• PROVIDED RECORDS:
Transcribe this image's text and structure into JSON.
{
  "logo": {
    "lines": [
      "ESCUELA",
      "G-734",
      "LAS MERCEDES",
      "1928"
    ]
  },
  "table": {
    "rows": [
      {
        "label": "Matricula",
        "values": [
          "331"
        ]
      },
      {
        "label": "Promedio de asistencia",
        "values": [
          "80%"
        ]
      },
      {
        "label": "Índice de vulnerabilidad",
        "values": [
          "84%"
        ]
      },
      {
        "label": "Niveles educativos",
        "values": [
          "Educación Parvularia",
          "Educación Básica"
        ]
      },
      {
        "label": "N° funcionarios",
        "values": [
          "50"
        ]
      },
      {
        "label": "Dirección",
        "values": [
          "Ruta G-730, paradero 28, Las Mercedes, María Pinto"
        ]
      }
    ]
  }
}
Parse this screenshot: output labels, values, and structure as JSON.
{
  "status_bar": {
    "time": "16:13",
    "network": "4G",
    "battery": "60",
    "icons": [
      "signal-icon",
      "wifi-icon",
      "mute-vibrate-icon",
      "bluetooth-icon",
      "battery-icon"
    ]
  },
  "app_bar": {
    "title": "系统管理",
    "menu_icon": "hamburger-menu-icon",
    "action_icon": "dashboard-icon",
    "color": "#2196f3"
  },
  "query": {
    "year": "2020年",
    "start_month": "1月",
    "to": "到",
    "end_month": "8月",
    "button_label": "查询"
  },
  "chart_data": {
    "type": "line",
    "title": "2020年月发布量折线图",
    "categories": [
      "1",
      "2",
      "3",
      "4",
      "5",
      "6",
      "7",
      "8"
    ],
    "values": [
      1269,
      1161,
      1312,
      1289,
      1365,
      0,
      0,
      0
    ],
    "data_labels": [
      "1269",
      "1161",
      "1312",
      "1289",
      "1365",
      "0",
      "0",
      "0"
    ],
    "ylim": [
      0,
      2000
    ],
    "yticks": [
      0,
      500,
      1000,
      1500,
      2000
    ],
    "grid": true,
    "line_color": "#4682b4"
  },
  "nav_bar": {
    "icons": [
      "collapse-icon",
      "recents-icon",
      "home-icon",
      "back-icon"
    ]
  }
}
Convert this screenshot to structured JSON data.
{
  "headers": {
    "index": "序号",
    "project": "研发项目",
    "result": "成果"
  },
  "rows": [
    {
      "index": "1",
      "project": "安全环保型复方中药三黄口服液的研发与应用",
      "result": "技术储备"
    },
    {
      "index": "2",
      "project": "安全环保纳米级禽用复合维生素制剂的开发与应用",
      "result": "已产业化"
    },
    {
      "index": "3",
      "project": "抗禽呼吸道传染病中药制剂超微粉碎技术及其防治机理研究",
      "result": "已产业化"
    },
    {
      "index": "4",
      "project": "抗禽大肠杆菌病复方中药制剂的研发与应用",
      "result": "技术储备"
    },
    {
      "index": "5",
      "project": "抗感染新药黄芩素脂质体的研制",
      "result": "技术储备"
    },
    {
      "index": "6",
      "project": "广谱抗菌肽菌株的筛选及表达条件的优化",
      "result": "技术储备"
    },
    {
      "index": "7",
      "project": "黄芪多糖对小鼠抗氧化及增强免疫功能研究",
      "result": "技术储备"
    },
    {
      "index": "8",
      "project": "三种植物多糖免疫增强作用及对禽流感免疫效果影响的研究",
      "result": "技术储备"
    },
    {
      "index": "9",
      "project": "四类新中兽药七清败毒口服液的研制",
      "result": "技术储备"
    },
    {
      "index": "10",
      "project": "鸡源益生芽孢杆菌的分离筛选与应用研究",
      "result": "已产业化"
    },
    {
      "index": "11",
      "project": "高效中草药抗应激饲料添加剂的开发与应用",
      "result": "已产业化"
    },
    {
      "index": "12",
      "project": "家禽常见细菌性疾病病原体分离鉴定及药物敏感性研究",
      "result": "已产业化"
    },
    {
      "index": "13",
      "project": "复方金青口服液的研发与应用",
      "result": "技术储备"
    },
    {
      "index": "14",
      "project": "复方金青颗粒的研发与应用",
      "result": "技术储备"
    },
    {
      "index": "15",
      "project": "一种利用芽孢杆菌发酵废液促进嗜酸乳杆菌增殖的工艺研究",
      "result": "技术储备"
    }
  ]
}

• TASK DESCRIPTION: Reply with one number only: the count of lines in the entries that contain "screenshot".

• REPLY: 2